- _Petikan Teks_
□ □ □ □ □ □ □

Cinta..Cinta..Cinta. Rasanya tidak ada habisnya bila kita membahas topik yang satu ini. Lagu, Quote, Novel, dan sebagian besar produk yang laku di pasaran adalah mengenai cinta. Tidak sedikit akun Instagram, ‘Official’ LINE, Twitter, dan lain-lain yang membahas cerita, meme, dan quote percintaan.
Saya sempat beberapa kali melihat akun yang berjudul sebut saja ‘Anti Galau’, tapi isi post nya kalimat yang membuat galau, sedih, dan mungkin, mengasihani diri sendiri.
Menurut saya pribadi, kebutuhan primer manusia semakin bertambah. Sandang, pangan, papan, charger-an, dan pasangan. Tentu saya tidak anti cinta. Saya pun butuh cinta dan beberapa kali merepost quote tentang cinta.
Hal ini berdampak pada mental kebanyakan remaja. Pertama, menurut pendapat saya, masa remaja adalah waktu untuk kita mencari teman sebanyak-banyaknya. Namun karena perasaan cinta semu yang muncul sesaat, mereka memaksakan kehendak untuk langsung menjalin hubungan. Ada yang berhasil, ada juga yang tidak. Kasihan rasanya mengetahui waktunya dipakai untuk bersedih, merasa tidak berguna, dan tidak layak dicintai. Bukan karena anda tidak berhasil menjalin hubungan dengan satu orang, tidak ada yang akan mencintai anda.
Kedua, mental untuk kode dan menyindir, yang kadang dengan berakhir salah paham. Berharap ia peka dengan post yang anda bagikan. Seolah-olah pria harus bisa memahami wanita, peka, dan setia. Kami kaum pria tidak semuanya ahli kode. Kalau anda memang mencintai dia, tunjukan dengan sifat langsung. Jangan bersembunyi di balik post orang. Lucunya, ada orang yang salah paham. Si pria merasa bahwa wanita yang disukainya butuh perhatian lebih, tapi wanita itu sebenarnya mengode pada pria lain. Lalu pria itu marah karena merasa perjuangannya sia-sia.
Bila sudah putus di tengah jalan, mencari quote yang seolah-olah menyindir pihak yang memutuskan hubungan. Mencari pembenaran dan ingin mengatakan bahwa dia adalah orang yang jahat, berharap pacar selanjutnya lebih jelek dari dirinya, dan ‘memaksa’ mantannya menyesal karena sudah memutuskan hubungan.

□ □ □ □ □ □ □

- _Daftar Tugas_
1. Terjemahkan kalimat "Kami kaum pria tidak semuanya ahli kode." dari tulisan tentang cinta ke dalam bahasa Inggris.
2. Dalam tulisan tentang cinta, apa saja yang disebut sebagai kebutuhan primer manusia?
3. Sambunglah tulisan tentang cinta dengan bagian berikutnya, dimulai tepat setelah kalimat terakhir yang ditampilkan.
Catatan di bawah ini berasal dari sumber yang berbeda.

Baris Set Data
□ □ □ □ □ □ □

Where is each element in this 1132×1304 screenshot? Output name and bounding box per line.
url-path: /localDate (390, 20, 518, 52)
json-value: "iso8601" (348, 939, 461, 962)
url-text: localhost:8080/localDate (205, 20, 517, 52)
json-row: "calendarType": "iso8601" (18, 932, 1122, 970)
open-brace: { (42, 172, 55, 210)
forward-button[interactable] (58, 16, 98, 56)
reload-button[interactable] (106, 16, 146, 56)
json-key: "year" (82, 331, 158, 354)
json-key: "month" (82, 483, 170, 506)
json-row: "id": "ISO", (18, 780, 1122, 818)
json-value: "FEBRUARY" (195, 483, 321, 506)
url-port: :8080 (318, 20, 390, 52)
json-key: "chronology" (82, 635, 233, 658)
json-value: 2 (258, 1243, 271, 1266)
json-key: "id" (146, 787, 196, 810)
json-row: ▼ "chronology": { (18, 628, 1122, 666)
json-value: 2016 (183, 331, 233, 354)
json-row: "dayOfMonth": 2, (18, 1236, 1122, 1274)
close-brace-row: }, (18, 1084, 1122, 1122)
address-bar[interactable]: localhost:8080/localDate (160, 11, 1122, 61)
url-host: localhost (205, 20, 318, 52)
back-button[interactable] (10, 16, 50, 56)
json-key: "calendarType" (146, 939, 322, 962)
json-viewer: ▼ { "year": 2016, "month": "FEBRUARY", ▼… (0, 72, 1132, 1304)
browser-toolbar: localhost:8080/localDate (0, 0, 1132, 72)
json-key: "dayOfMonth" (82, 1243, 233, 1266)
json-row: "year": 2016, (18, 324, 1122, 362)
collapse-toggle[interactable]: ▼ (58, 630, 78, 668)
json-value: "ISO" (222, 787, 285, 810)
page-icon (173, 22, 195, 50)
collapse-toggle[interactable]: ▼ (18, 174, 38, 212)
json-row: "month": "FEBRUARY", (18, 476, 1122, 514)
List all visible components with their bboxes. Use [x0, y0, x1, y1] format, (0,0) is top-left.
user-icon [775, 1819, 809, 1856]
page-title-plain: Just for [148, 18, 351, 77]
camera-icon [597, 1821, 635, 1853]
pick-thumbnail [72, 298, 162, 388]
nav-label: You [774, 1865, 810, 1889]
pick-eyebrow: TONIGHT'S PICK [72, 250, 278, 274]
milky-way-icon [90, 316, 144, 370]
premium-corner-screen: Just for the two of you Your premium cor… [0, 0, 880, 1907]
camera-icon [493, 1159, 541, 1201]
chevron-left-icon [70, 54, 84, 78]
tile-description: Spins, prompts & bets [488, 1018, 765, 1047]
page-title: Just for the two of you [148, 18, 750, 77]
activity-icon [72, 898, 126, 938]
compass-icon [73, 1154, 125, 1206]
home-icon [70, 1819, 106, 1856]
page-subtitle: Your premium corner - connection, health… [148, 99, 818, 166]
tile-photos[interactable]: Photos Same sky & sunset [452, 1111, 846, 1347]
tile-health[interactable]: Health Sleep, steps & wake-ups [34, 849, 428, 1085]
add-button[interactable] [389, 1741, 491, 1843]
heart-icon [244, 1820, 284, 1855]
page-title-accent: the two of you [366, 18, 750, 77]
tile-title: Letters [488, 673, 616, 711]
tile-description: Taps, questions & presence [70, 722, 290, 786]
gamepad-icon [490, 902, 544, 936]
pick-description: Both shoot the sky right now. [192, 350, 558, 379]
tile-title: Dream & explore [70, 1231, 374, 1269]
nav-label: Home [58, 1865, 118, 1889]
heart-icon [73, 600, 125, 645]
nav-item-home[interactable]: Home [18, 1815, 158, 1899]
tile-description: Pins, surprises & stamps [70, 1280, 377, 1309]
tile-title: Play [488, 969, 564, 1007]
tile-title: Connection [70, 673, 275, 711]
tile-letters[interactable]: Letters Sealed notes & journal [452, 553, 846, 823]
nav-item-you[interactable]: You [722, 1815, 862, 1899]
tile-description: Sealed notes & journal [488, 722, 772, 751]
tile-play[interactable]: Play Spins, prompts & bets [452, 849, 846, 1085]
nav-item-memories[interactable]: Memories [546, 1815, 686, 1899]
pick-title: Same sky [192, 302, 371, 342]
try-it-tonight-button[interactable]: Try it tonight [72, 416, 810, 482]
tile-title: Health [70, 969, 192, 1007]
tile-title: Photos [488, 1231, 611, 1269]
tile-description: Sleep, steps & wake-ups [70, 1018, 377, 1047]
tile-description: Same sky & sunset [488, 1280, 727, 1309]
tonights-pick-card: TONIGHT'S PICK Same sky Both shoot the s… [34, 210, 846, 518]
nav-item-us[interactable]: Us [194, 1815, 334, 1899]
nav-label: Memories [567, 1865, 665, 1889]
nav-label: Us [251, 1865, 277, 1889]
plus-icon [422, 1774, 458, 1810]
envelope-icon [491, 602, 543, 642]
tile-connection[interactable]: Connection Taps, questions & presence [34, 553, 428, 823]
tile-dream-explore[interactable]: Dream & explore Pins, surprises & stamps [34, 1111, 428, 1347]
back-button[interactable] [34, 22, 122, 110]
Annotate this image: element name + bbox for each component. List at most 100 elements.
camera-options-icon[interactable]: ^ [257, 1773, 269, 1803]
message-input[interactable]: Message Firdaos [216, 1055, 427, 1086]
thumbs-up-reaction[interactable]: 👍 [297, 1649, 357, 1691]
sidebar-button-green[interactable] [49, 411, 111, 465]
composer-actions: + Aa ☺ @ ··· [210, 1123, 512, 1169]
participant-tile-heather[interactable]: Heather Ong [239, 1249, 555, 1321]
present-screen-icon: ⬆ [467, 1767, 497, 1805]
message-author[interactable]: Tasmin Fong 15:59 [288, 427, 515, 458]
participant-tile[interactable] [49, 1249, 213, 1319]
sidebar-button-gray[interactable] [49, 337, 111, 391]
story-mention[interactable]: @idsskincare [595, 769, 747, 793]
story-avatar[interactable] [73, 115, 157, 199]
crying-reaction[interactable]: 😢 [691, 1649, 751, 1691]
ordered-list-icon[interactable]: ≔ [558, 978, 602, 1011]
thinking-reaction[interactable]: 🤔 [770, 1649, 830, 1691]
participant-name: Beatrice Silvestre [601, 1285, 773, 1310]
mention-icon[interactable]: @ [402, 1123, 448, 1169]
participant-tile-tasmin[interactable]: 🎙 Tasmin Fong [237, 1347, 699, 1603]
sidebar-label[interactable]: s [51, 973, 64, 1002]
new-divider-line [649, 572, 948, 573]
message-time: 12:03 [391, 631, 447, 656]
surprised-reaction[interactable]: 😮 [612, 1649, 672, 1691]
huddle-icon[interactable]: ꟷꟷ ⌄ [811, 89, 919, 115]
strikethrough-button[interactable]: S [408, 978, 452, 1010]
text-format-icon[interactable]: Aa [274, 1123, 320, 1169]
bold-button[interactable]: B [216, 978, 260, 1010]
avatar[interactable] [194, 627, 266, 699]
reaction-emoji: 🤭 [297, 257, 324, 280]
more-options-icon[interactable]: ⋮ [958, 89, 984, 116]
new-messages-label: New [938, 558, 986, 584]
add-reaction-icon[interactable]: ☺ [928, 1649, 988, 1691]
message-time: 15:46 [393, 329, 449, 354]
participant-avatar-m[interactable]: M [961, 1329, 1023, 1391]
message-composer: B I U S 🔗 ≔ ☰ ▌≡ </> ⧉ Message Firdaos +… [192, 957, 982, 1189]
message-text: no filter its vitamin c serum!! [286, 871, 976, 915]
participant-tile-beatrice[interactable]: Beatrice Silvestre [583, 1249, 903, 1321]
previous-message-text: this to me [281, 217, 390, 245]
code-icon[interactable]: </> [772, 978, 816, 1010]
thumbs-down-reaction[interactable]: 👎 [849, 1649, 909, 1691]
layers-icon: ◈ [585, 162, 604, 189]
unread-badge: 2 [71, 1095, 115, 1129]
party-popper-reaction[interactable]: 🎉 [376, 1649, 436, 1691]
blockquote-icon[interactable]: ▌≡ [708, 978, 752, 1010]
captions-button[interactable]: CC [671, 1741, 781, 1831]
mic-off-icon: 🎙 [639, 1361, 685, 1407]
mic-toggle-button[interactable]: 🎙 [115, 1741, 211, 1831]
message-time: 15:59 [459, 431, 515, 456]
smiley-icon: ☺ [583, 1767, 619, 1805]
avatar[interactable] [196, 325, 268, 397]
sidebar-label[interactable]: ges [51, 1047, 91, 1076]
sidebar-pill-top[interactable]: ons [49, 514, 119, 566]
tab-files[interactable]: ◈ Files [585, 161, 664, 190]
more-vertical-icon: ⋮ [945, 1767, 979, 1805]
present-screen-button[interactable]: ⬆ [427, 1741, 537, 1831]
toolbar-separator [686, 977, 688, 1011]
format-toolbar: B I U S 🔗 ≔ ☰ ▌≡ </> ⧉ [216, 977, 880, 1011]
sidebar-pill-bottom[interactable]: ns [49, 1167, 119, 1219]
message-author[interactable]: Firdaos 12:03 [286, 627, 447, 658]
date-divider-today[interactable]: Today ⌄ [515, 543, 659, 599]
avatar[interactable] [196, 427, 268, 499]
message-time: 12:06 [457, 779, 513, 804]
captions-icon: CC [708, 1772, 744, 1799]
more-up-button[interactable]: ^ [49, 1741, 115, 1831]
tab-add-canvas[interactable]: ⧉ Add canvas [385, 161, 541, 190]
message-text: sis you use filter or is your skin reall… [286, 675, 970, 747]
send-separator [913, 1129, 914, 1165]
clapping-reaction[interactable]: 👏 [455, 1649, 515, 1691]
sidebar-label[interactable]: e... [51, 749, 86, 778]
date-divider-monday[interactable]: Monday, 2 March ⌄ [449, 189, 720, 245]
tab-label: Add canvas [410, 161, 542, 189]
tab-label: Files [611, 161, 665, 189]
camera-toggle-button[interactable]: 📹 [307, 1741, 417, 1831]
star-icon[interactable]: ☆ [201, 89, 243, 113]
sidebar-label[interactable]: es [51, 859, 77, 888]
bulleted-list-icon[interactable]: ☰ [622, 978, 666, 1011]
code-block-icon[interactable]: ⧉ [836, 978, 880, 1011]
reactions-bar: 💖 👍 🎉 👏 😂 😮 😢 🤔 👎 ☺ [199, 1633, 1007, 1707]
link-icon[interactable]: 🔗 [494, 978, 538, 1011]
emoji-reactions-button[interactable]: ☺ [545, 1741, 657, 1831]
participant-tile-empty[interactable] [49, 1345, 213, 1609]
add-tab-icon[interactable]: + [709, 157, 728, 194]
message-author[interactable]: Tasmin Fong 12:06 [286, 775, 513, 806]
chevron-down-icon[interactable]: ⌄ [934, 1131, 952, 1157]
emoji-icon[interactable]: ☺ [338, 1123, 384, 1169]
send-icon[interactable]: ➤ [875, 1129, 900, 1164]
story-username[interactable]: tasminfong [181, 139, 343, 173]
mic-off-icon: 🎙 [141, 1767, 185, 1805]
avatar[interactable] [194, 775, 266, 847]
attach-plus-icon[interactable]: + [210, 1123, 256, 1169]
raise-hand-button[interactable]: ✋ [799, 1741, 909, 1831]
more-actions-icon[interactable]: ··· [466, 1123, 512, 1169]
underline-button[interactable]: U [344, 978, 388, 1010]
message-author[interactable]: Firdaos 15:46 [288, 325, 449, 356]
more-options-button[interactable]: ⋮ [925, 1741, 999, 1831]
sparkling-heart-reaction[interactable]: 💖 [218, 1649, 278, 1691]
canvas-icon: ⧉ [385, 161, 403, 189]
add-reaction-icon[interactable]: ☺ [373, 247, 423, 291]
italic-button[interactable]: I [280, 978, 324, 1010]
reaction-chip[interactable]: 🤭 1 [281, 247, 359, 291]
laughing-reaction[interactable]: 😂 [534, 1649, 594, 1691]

□ □ □ □ □ □ □

- _Jawaban Setiap Tugas_
1. Not all of us men are experts at coded hints.

2. Sandang, pangan, papan, charger-an, dan pasangan.

3.
Ketiga, serba instan. Di zaman yang sudah berkembang pesat, sudah banyak aplikasi instant messaging. Berharap ia membalas secepat yang kita inginkan. Padahal dia memiliki kesibukan lain. Saya selalu mengapresiasi orang tua zaman dulu yang bisa setia. Dulu hanya ada surat, mentok-mentok e-mail. Bisa dibayangkan kalau hubungan beda negara dan mengandalkan surat. Bisa dua atau tiga minggu setelah baru sampai ke tempat tujuan. Bukannya risiko kesetiaan mudah goyah? Tidak ada skype, yang bisa melihat pasangannya sedang apa. Bisa saja ketika sedang membalas surat, ia sebenarnya sedang selingkuh dengan orang lain. Lah kita? Nggak dibales 10 menit aja kadang udah panik dia ke mana, sama siapa, lagi apa.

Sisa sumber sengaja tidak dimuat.